• [Written task] Identify the lines containing the word "años". Copy each one.

• [Provided information]
* * *

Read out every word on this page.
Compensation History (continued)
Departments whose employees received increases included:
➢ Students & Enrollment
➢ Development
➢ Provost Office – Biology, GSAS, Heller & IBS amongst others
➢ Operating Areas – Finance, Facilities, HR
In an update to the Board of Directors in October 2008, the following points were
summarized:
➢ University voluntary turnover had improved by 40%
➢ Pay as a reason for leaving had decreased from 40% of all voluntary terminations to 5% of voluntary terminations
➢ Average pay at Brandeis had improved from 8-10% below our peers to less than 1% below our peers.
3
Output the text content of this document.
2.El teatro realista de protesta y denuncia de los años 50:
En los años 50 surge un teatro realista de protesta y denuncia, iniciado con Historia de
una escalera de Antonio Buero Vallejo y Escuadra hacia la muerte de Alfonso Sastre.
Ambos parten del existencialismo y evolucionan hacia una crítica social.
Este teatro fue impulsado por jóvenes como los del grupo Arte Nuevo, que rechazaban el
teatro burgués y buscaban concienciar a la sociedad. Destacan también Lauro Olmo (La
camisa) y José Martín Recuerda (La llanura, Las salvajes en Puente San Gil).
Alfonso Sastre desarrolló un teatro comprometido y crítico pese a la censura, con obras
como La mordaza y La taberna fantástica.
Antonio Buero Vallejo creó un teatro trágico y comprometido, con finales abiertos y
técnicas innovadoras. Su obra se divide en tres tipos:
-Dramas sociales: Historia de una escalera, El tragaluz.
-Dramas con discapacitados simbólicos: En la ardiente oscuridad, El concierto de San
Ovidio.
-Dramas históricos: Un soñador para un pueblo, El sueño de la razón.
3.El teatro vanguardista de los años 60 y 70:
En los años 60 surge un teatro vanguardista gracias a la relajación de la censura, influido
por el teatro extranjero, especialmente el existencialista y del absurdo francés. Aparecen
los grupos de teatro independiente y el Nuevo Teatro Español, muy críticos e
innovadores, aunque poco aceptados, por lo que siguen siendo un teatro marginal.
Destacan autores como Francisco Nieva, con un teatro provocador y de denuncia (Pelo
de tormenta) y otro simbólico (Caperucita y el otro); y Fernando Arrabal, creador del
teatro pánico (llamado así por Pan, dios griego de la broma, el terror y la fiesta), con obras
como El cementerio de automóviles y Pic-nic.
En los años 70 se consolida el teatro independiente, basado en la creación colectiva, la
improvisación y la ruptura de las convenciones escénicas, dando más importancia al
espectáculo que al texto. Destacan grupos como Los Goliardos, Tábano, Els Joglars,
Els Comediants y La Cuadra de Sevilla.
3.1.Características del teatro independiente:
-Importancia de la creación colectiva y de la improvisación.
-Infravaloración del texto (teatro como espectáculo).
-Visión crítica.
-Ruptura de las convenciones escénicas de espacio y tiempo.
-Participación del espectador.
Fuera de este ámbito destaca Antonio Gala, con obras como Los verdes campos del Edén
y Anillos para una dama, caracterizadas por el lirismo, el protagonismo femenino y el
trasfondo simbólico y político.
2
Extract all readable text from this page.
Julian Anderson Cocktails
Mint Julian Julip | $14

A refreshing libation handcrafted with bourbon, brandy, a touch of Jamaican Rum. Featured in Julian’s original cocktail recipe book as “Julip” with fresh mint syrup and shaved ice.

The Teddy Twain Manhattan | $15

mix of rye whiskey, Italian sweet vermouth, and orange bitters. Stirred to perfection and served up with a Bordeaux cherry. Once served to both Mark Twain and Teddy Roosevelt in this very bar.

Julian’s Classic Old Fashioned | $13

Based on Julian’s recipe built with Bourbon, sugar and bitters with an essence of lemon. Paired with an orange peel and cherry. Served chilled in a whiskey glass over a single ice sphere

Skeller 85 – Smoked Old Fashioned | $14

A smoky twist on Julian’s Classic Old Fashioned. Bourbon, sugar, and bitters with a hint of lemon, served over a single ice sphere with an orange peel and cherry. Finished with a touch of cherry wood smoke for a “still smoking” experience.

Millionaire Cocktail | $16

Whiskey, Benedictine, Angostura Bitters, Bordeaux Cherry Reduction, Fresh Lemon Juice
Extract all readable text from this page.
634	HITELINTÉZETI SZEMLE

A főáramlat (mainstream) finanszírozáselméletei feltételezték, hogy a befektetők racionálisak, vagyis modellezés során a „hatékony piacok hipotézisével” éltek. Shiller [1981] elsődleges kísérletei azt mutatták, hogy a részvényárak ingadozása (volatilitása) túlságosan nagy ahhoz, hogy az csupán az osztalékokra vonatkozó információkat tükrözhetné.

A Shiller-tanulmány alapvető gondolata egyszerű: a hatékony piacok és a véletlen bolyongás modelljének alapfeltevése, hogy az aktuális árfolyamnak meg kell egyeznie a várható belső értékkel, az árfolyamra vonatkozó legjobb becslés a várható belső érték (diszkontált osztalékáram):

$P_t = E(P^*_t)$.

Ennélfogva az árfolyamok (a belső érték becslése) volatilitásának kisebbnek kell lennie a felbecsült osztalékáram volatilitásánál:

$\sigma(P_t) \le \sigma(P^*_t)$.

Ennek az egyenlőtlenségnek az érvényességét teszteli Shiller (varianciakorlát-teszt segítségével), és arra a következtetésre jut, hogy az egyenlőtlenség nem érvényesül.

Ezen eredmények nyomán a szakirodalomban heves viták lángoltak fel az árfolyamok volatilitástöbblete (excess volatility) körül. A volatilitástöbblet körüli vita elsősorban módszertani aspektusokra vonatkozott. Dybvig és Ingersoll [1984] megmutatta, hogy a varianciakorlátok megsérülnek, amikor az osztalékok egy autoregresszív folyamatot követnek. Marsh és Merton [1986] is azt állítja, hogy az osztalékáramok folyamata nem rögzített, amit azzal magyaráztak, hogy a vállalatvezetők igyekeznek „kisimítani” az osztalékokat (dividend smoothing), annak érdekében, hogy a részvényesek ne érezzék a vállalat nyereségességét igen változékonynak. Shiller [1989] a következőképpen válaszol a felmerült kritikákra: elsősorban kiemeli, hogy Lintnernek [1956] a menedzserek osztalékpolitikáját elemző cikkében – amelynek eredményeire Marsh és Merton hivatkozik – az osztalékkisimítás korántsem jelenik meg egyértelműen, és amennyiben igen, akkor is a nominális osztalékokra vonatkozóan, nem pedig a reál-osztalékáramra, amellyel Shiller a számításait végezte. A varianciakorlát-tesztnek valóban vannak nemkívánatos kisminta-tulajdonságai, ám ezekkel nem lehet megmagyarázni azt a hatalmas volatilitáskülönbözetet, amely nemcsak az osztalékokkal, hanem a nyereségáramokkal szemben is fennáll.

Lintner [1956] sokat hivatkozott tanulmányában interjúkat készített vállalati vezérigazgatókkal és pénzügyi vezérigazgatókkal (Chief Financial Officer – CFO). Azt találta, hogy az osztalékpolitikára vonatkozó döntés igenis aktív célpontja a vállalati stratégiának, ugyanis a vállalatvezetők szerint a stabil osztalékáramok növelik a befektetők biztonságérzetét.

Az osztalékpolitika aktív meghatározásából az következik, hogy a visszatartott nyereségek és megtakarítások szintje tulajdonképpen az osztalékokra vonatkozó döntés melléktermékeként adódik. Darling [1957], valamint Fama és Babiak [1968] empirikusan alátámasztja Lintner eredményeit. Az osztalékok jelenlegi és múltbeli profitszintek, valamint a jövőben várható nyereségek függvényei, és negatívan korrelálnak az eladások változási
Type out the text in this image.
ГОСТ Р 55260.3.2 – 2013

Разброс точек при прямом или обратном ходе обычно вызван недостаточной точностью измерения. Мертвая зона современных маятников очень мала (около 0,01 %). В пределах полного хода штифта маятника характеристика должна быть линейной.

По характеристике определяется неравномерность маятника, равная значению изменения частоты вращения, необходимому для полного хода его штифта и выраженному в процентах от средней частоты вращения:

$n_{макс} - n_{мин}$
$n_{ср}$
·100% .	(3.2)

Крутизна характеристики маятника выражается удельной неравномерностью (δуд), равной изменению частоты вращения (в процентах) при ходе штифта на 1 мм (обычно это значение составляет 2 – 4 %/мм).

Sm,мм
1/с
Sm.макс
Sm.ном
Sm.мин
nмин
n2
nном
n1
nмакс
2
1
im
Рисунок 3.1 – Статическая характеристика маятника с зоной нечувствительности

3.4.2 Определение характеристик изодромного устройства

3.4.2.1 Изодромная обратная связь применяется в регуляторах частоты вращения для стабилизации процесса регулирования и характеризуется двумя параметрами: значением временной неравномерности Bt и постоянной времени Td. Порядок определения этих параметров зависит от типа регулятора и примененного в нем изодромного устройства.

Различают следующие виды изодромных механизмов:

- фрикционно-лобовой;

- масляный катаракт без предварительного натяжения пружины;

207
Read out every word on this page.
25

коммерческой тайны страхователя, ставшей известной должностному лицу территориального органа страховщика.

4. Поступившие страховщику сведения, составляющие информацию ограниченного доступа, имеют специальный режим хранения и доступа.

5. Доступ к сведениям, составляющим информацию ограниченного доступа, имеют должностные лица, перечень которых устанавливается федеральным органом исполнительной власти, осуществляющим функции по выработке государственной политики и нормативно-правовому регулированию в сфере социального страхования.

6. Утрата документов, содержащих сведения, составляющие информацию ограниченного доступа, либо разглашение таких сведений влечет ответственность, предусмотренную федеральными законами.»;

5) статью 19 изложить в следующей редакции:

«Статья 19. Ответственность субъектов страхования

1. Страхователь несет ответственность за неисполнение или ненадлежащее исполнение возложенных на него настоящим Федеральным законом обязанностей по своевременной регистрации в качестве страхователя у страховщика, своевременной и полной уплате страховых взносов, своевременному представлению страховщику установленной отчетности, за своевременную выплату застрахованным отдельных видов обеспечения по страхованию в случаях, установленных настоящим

* * *

• [Exercise solution]
2.El teatro realista de protesta y denuncia de los años 50:
En los años 50 surge un teatro realista de protesta y denuncia, iniciado con Historia de
3.El teatro vanguardista de los años 60 y 70:
En los años 60 surge un teatro vanguardista gracias a la relajación de la censura, influido
En los años 70 se consolida el teatro independiente, basado en la creación colectiva, la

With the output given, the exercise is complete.